◆ **Task directions**: Whenever a line below holds the word "Violencia", copy that line.

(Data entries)
----

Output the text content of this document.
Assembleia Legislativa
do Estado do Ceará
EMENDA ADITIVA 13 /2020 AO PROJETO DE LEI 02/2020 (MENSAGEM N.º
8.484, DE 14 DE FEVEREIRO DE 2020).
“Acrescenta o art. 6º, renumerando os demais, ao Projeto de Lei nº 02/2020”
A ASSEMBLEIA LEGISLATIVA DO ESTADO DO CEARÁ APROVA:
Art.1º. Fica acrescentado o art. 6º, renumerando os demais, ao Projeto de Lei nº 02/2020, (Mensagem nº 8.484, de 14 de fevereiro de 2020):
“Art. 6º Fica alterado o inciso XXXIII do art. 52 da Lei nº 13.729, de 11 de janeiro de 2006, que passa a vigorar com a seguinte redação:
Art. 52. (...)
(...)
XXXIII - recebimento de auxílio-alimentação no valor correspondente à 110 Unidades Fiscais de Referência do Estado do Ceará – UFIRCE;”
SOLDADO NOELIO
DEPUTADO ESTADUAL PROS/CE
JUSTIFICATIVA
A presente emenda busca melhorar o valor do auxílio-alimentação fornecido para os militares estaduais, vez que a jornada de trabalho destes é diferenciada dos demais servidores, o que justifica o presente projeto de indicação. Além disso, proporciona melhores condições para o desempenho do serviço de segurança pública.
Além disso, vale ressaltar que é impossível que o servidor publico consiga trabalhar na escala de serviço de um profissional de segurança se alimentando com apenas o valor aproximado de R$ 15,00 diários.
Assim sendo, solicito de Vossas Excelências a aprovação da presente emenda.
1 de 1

----

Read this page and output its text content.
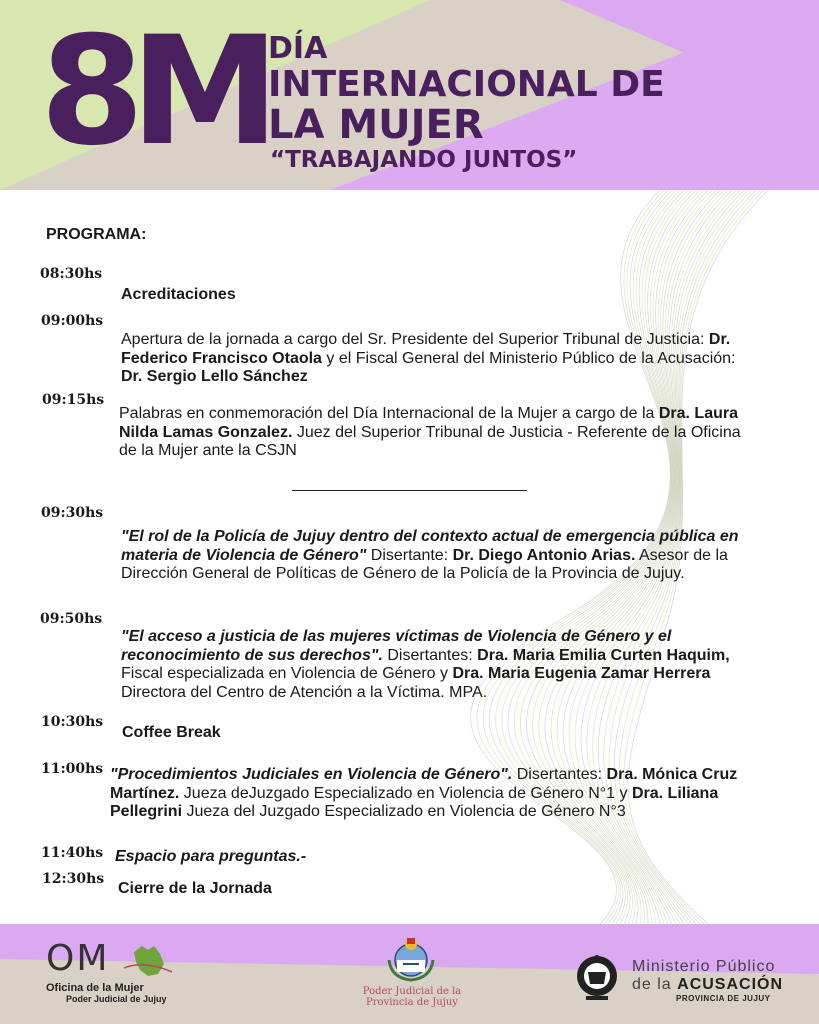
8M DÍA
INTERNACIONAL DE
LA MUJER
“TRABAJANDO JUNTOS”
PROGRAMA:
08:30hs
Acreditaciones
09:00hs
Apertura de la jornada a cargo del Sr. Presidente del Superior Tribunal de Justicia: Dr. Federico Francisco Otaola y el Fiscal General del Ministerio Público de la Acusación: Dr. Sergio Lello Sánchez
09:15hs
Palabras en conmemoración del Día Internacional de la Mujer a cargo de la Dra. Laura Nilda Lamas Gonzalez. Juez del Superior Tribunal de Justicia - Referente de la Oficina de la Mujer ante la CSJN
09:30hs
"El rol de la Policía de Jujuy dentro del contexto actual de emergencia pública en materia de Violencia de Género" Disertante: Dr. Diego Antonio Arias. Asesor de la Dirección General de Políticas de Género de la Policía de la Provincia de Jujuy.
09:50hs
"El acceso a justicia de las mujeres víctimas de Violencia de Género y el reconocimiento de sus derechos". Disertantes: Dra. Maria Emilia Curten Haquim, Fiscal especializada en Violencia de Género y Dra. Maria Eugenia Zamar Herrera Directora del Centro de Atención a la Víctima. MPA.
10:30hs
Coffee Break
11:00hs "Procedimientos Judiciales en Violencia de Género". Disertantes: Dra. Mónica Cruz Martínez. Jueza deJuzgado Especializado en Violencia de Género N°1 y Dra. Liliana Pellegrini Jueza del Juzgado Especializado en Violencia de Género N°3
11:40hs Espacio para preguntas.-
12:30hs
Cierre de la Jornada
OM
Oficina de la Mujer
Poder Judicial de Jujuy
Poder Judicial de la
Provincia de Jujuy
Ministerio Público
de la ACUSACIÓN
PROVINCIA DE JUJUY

----

◆ **Solution to the problem**:
"El rol de la Policía de Jujuy dentro del contexto actual de emergencia pública en materia de Violencia de Género" Disertante: Dr. Diego Antonio Arias. Asesor de la Dirección General de Políticas de Género de la Policía de la Provincia de Jujuy.
"El acceso a justicia de las mujeres víctimas de Violencia de Género y el reconocimiento de sus derechos". Disertantes: Dra. Maria Emilia Curten Haquim, Fiscal especializada en Violencia de Género y Dra. Maria Eugenia Zamar Herrera Directora del Centro de Atención a la Víctima. MPA.
11:00hs "Procedimientos Judiciales en Violencia de Género". Disertantes: Dra. Mónica Cruz Martínez. Jueza deJuzgado Especializado en Violencia de Género N°1 y Dra. Liliana Pellegrini Jueza del Juzgado Especializado en Violencia de Género N°3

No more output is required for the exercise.